--- START OF Supplied material ---

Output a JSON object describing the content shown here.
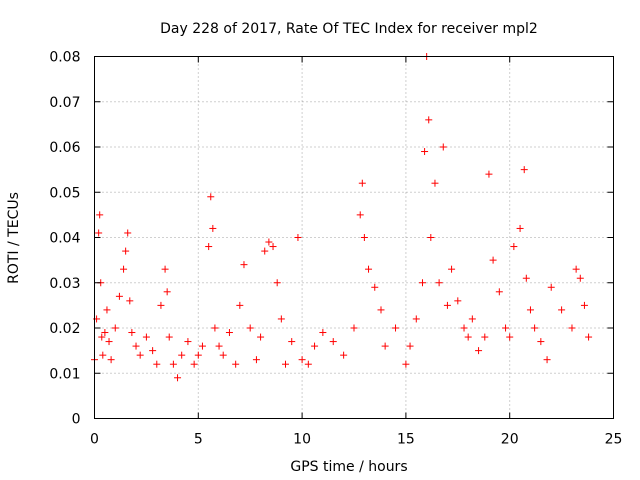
{
  "chart_data": {
    "type": "scatter",
    "title": "Day 228 of 2017, Rate Of TEC Index for receiver mpl2",
    "xlabel": "GPS time / hours",
    "ylabel": "ROTI / TECUs",
    "xlim": [
      0,
      25
    ],
    "ylim": [
      0,
      0.08
    ],
    "x_ticks": [
      0,
      5,
      10,
      15,
      20,
      25
    ],
    "x_tick_labels": [
      "0",
      "5",
      "10",
      "15",
      "20",
      "25"
    ],
    "y_ticks": [
      0,
      0.01,
      0.02,
      0.03,
      0.04,
      0.05,
      0.06,
      0.07,
      0.08
    ],
    "y_tick_labels": [
      "0",
      "0.01",
      "0.02",
      "0.03",
      "0.04",
      "0.05",
      "0.06",
      "0.07",
      "0.08"
    ],
    "grid": true,
    "marker": "+",
    "color": "#ff0000",
    "series": [
      {
        "name": "ROTI",
        "x": [
          0.0,
          0.1,
          0.2,
          0.25,
          0.3,
          0.35,
          0.4,
          0.5,
          0.6,
          0.7,
          0.8,
          1.0,
          1.2,
          1.4,
          1.5,
          1.6,
          1.7,
          1.8,
          2.0,
          2.2,
          2.5,
          2.8,
          3.0,
          3.2,
          3.4,
          3.5,
          3.6,
          3.8,
          4.0,
          4.2,
          4.5,
          4.8,
          5.0,
          5.2,
          5.5,
          5.6,
          5.7,
          5.8,
          6.0,
          6.2,
          6.5,
          6.8,
          7.0,
          7.2,
          7.5,
          7.8,
          8.0,
          8.2,
          8.4,
          8.6,
          8.8,
          9.0,
          9.2,
          9.5,
          9.8,
          10.0,
          10.3,
          10.6,
          11.0,
          11.5,
          12.0,
          12.5,
          12.8,
          12.9,
          13.0,
          13.2,
          13.5,
          13.8,
          14.0,
          14.5,
          15.0,
          15.2,
          15.5,
          15.8,
          15.9,
          16.0,
          16.1,
          16.2,
          16.4,
          16.6,
          16.8,
          17.0,
          17.2,
          17.5,
          17.8,
          18.0,
          18.2,
          18.5,
          18.8,
          19.0,
          19.2,
          19.5,
          19.8,
          20.0,
          20.2,
          20.5,
          20.7,
          20.8,
          21.0,
          21.2,
          21.5,
          21.8,
          22.0,
          22.5,
          23.0,
          23.2,
          23.4,
          23.6,
          23.8
        ],
        "y": [
          0.013,
          0.022,
          0.041,
          0.045,
          0.03,
          0.018,
          0.014,
          0.019,
          0.024,
          0.017,
          0.013,
          0.02,
          0.027,
          0.033,
          0.037,
          0.041,
          0.026,
          0.019,
          0.016,
          0.014,
          0.018,
          0.015,
          0.012,
          0.025,
          0.033,
          0.028,
          0.018,
          0.012,
          0.009,
          0.014,
          0.017,
          0.012,
          0.014,
          0.016,
          0.038,
          0.049,
          0.042,
          0.02,
          0.016,
          0.014,
          0.019,
          0.012,
          0.025,
          0.034,
          0.02,
          0.013,
          0.018,
          0.037,
          0.039,
          0.038,
          0.03,
          0.022,
          0.012,
          0.017,
          0.04,
          0.013,
          0.012,
          0.016,
          0.019,
          0.017,
          0.014,
          0.02,
          0.045,
          0.052,
          0.04,
          0.033,
          0.029,
          0.024,
          0.016,
          0.02,
          0.012,
          0.016,
          0.022,
          0.03,
          0.059,
          0.08,
          0.066,
          0.04,
          0.052,
          0.03,
          0.06,
          0.025,
          0.033,
          0.026,
          0.02,
          0.018,
          0.022,
          0.015,
          0.018,
          0.054,
          0.035,
          0.028,
          0.02,
          0.018,
          0.038,
          0.042,
          0.055,
          0.031,
          0.024,
          0.02,
          0.017,
          0.013,
          0.029,
          0.024,
          0.02,
          0.033,
          0.031,
          0.025,
          0.018
        ]
      }
    ]
  }
}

--- END OF Supplied material ---

_Set problem_
Output the full set of records above without changing a word, and drop the images.

_Answer to this task_
Output a JSON object describing the content shown here.
{
  "chart_data": {
    "type": "scatter",
    "title": "Day 228 of 2017, Rate Of TEC Index for receiver mpl2",
    "xlabel": "GPS time / hours",
    "ylabel": "ROTI / TECUs",
    "xlim": [
      0,
      25
    ],
    "ylim": [
      0,
      0.08
    ],
    "x_ticks": [
      0,
      5,
      10,
      15,
      20,
      25
    ],
    "x_tick_labels": [
      "0",
      "5",
      "10",
      "15",
      "20",
      "25"
    ],
    "y_ticks": [
      0,
      0.01,
      0.02,
      0.03,
      0.04,
      0.05,
      0.06,
      0.07,
      0.08
    ],
    "y_tick_labels": [
      "0",
      "0.01",
      "0.02",
      "0.03",
      "0.04",
      "0.05",
      "0.06",
      "0.07",
      "0.08"
    ],
    "grid": true,
    "marker": "+",
    "color": "#ff0000",
    "series": [
      {
        "name": "ROTI",
        "x": [
          0.0,
          0.1,
          0.2,
          0.25,
          0.3,
          0.35,
          0.4,
          0.5,
          0.6,
          0.7,
          0.8,
          1.0,
          1.2,
          1.4,
          1.5,
          1.6,
          1.7,
          1.8,
          2.0,
          2.2,
          2.5,
          2.8,
          3.0,
          3.2,
          3.4,
          3.5,
          3.6,
          3.8,
          4.0,
          4.2,
          4.5,
          4.8,
          5.0,
          5.2,
          5.5,
          5.6,
          5.7,
          5.8,
          6.0,
          6.2,
          6.5,
          6.8,
          7.0,
          7.2,
          7.5,
          7.8,
          8.0,
          8.2,
          8.4,
          8.6,
          8.8,
          9.0,
          9.2,
          9.5,
          9.8,
          10.0,
          10.3,
          10.6,
          11.0,
          11.5,
          12.0,
          12.5,
          12.8,
          12.9,
          13.0,
          13.2,
          13.5,
          13.8,
          14.0,
          14.5,
          15.0,
          15.2,
          15.5,
          15.8,
          15.9,
          16.0,
          16.1,
          16.2,
          16.4,
          16.6,
          16.8,
          17.0,
          17.2,
          17.5,
          17.8,
          18.0,
          18.2,
          18.5,
          18.8,
          19.0,
          19.2,
          19.5,
          19.8,
          20.0,
          20.2,
          20.5,
          20.7,
          20.8,
          21.0,
          21.2,
          21.5,
          21.8,
          22.0,
          22.5,
          23.0,
          23.2,
          23.4,
          23.6,
          23.8
        ],
        "y": [
          0.013,
          0.022,
          0.041,
          0.045,
          0.03,
          0.018,
          0.014,
          0.019,
          0.024,
          0.017,
          0.013,
          0.02,
          0.027,
          0.033,
          0.037,
          0.041,
          0.026,
          0.019,
          0.016,
          0.014,
          0.018,
          0.015,
          0.012,
          0.025,
          0.033,
          0.028,
          0.018,
          0.012,
          0.009,
          0.014,
          0.017,
          0.012,
          0.014,
          0.016,
          0.038,
          0.049,
          0.042,
          0.02,
          0.016,
          0.014,
          0.019,
          0.012,
          0.025,
          0.034,
          0.02,
          0.013,
          0.018,
          0.037,
          0.039,
          0.038,
          0.03,
          0.022,
          0.012,
          0.017,
          0.04,
          0.013,
          0.012,
          0.016,
          0.019,
          0.017,
          0.014,
          0.02,
          0.045,
          0.052,
          0.04,
          0.033,
          0.029,
          0.024,
          0.016,
          0.02,
          0.012,
          0.016,
          0.022,
          0.03,
          0.059,
          0.08,
          0.066,
          0.04,
          0.052,
          0.03,
          0.06,
          0.025,
          0.033,
          0.026,
          0.02,
          0.018,
          0.022,
          0.015,
          0.018,
          0.054,
          0.035,
          0.028,
          0.02,
          0.018,
          0.038,
          0.042,
          0.055,
          0.031,
          0.024,
          0.02,
          0.017,
          0.013,
          0.029,
          0.024,
          0.02,
          0.033,
          0.031,
          0.025,
          0.018
        ]
      }
    ]
  }
}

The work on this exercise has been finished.